# What is being asked
Pick out every line in the material that contains the word "orange", with case counting.

# Records shown
BEGIN

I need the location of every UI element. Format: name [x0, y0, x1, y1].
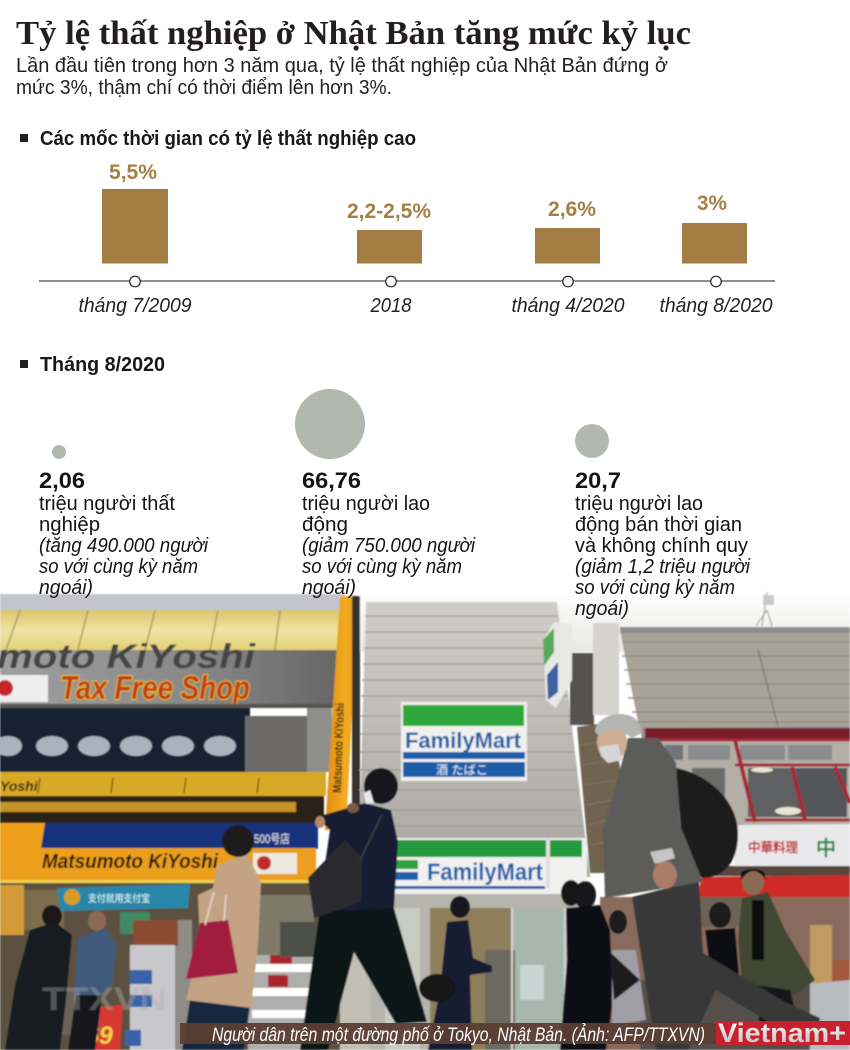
center building: grey siding — [358, 602, 590, 877]
left building: Matsumoto KiYoshi store front: Yoshi — [0, 778, 39, 794]
dark gap and light column between buildings — [570, 623, 624, 873]
stat column: unemployed: nghiệp — [39, 514, 100, 536]
FamilyMart store entrance — [370, 894, 595, 1050]
timeline axis — [39, 276, 775, 317]
timeline axis: tháng 8/2020 — [660, 294, 773, 317]
stat column: unemployed: (tăng 490.000 người — [39, 535, 209, 557]
stat column: labour force: ngoái) — [302, 577, 356, 599]
bar chart: unemployment milestones — [102, 161, 747, 264]
FamilyMart lower sign — [390, 838, 587, 894]
bar: 8/2020 — [682, 192, 747, 264]
intro text: mức 3%, thậm chí có thời điểm lên hơn 3%. — [16, 76, 392, 99]
restaurant sign — [690, 824, 850, 876]
orange pillar with vertical sign — [325, 596, 360, 836]
title: Tỷ lệ thất nghiệp ở Nhật Bản tăng mức kỷ lục — [16, 15, 691, 52]
left building: Matsumoto KiYoshi store front: moto KiYoshi — [0, 638, 257, 676]
heading: August 2020: Tháng 8/2020 — [40, 354, 165, 376]
stat column: part-time workers — [575, 424, 751, 620]
FamilyMart upper sign — [401, 702, 527, 781]
stat column: labour force: so với cùng kỳ năm — [302, 556, 462, 578]
stat column: part-time workers: và không chính quy — [575, 535, 748, 557]
stat column: unemployed: 2,06 — [39, 468, 85, 493]
photo: Tokyo street scene — [0, 592, 850, 1050]
stat column: part-time workers: so với cùng kỳ năm — [575, 577, 735, 599]
FamilyMart upper sign: FamilyMart — [405, 728, 522, 753]
man in dark suit with shoulder bag — [300, 768, 427, 1050]
stat column: labour force: (giảm 750.000 người — [302, 535, 476, 557]
timeline axis: tháng 4/2020 — [512, 294, 625, 317]
woman and man in green coat at right — [705, 869, 815, 1030]
timeline axis: tháng 7/2009 — [78, 294, 192, 317]
small man in FamilyMart doorway — [419, 896, 492, 1050]
photo sky — [358, 592, 850, 652]
intro text: Lần đầu tiên trong hơn 3 năm qua, tỷ lệ thất nghiệp của Nhật Bản đứng ở — [16, 54, 668, 77]
left building: Matsumoto KiYoshi store front: Matsumoto KiYoshi — [42, 851, 218, 873]
timeline axis: 2018 — [370, 294, 412, 317]
stat column: part-time workers: động bán thời gian — [575, 514, 742, 536]
bar: 7/2009 — [102, 161, 168, 264]
left building: Matsumoto KiYoshi store front: 支付就用支付宝 — [88, 892, 150, 905]
stat column: labour force: động — [302, 514, 348, 536]
bar: 4/2020: 2,6% — [548, 198, 596, 221]
restaurant sign: 中 — [816, 836, 836, 860]
side sign — [543, 622, 572, 708]
stat column: labour force: triệu người lao — [302, 493, 430, 515]
red awning — [697, 875, 850, 897]
caption bar: Người dân trên một đường phố ở Tokyo, Nhật Bản. (Ảnh: AFP/TTXVN) — [212, 1022, 705, 1046]
older man in grey suit with mask and backpack — [595, 714, 820, 1050]
stat column: unemployed — [39, 445, 209, 599]
restaurant sign: 中華料理 — [748, 840, 798, 855]
stat column: unemployed: so với cùng kỳ năm — [39, 556, 198, 578]
stat column: part-time workers: ngoái) — [575, 598, 629, 620]
bar: 7/2009: 5,5% — [109, 161, 157, 184]
stat column: labour force: 66,76 — [302, 468, 361, 493]
stat column: part-time workers: (giảm 1,2 triệu người — [575, 556, 751, 578]
left building: Matsumoto KiYoshi store front: Tax Free Shop — [60, 669, 250, 706]
left building: Matsumoto KiYoshi store front — [0, 594, 370, 1050]
people in background left — [5, 905, 117, 1050]
bar: 2018 — [347, 200, 431, 264]
woman in beige coat with red bag — [182, 825, 261, 1050]
stat column: labour force — [295, 389, 476, 599]
red window frame — [640, 726, 850, 830]
FamilyMart upper sign: 酒 たばこ — [436, 763, 488, 777]
left building: Matsumoto KiYoshi store front: 500号店 — [254, 832, 290, 846]
intro text — [16, 54, 668, 99]
left building: Matsumoto KiYoshi store front: 69 — [85, 1022, 113, 1050]
orange pillar with vertical sign: Matsumoto KiYoshi — [330, 703, 347, 793]
bar: 2018: 2,2-2,5% — [347, 200, 431, 223]
stat column: part-time workers: 20,7 — [575, 468, 621, 493]
TTXVN watermark: TTXVN — [42, 981, 167, 1017]
stat column: unemployed: ngoái) — [39, 577, 93, 599]
heading: timeline: Các mốc thời gian có tỷ lệ thất nghiệp cao — [40, 128, 416, 150]
group of pedestrians at centre — [560, 880, 646, 1050]
right building: roof and upper wall — [620, 592, 850, 732]
right shop interior — [600, 897, 850, 1050]
bar: 4/2020 — [535, 198, 600, 264]
bar: 8/2020: 3% — [697, 192, 727, 215]
stat column: unemployed: triệu người thất — [39, 493, 175, 515]
stat column: part-time workers: triệu người lao — [575, 493, 703, 515]
FamilyMart lower sign: FamilyMart — [427, 859, 543, 886]
logo: Vietnam+: Vietnam+ — [718, 1018, 846, 1048]
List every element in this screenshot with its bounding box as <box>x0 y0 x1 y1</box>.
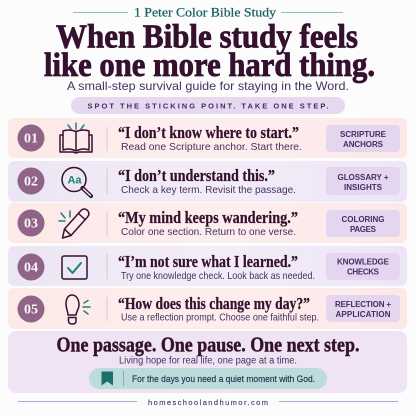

END

# Answer to this exercise
orange pillar with vertical sign — [325, 596, 360, 836]
orange pillar with vertical sign: Matsumoto KiYoshi — [330, 703, 347, 793]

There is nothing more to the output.